**SHORT PROBLEM**
Pull out every line below that holds the word "gear".
>> Start GIVEN ENTRIES
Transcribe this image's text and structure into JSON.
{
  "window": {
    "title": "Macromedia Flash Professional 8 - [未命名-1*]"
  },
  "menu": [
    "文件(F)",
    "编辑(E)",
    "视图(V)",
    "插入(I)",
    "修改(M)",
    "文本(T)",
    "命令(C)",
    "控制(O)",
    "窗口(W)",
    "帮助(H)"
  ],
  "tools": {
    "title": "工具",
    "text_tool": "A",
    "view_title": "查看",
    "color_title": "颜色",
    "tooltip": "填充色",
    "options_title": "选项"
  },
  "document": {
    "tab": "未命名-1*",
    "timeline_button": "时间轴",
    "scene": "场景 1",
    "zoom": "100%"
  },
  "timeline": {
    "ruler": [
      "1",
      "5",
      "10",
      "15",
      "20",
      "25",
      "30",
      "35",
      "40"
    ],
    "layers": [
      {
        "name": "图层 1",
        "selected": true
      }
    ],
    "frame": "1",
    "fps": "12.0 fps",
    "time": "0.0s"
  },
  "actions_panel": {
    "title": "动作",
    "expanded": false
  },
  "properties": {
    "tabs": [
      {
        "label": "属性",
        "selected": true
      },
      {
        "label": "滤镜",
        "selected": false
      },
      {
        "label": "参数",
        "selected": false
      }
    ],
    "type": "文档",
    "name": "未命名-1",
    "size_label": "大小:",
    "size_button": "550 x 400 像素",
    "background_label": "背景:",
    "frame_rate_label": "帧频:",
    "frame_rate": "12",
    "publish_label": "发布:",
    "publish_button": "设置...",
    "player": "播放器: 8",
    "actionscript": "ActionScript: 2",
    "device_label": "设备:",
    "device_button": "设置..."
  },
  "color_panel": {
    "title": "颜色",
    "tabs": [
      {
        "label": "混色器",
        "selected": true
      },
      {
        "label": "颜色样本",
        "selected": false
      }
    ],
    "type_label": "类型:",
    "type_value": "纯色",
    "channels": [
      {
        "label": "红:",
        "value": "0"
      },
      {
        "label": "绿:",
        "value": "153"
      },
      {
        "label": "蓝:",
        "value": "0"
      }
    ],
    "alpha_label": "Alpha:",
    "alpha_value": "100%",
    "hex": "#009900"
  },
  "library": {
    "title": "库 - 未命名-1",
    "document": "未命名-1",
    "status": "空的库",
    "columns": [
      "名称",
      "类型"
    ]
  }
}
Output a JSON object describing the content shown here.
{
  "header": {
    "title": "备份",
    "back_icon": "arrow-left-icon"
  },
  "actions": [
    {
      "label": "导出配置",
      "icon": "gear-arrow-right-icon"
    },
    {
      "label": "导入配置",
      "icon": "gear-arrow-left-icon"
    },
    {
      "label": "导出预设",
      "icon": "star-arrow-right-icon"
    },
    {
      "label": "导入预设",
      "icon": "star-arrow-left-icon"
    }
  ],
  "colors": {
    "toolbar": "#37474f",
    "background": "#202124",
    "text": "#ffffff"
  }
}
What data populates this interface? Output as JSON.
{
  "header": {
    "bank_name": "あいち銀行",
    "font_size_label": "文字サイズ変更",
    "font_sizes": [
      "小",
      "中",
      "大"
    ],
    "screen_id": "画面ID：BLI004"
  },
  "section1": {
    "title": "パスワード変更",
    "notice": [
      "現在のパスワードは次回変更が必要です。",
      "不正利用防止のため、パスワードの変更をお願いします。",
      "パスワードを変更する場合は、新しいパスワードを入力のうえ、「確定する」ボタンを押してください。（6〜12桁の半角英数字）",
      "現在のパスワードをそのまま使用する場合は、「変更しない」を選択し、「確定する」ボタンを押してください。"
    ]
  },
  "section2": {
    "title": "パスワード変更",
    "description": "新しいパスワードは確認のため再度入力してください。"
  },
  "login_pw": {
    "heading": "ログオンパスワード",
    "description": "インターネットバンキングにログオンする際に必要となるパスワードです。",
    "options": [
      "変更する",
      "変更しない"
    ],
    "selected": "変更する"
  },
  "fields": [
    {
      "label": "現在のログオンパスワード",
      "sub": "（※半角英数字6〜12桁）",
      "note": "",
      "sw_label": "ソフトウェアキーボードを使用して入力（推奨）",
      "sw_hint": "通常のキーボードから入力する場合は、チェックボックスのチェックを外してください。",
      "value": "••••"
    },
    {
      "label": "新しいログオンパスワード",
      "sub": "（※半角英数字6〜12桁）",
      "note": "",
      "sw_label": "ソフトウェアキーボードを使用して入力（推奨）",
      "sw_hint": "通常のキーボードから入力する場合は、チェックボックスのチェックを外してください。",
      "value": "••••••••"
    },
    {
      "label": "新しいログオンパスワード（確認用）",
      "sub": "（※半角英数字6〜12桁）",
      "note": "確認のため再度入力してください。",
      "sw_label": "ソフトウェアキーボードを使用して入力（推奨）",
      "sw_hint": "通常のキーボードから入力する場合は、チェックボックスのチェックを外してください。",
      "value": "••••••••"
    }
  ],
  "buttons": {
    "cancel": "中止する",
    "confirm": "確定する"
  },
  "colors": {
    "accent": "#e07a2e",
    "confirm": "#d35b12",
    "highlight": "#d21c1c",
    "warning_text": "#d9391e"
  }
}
>> End GIVEN ENTRIES
>> Start GIVEN ENTRIES
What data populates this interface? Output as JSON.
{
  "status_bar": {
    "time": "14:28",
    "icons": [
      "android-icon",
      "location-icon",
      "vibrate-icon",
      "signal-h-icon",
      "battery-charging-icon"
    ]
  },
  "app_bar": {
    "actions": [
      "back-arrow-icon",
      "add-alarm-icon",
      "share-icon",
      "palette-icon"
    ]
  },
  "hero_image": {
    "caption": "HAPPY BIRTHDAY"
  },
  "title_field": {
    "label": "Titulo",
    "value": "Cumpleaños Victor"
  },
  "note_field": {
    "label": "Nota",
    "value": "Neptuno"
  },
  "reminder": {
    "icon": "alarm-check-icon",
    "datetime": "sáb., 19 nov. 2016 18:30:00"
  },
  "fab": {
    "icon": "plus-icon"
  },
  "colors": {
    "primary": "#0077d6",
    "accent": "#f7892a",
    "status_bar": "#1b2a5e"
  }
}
>> End GIVEN ENTRIES
**TASK OUTPUT**
      "icon": "gear-arrow-right-icon"
      "icon": "gear-arrow-left-icon"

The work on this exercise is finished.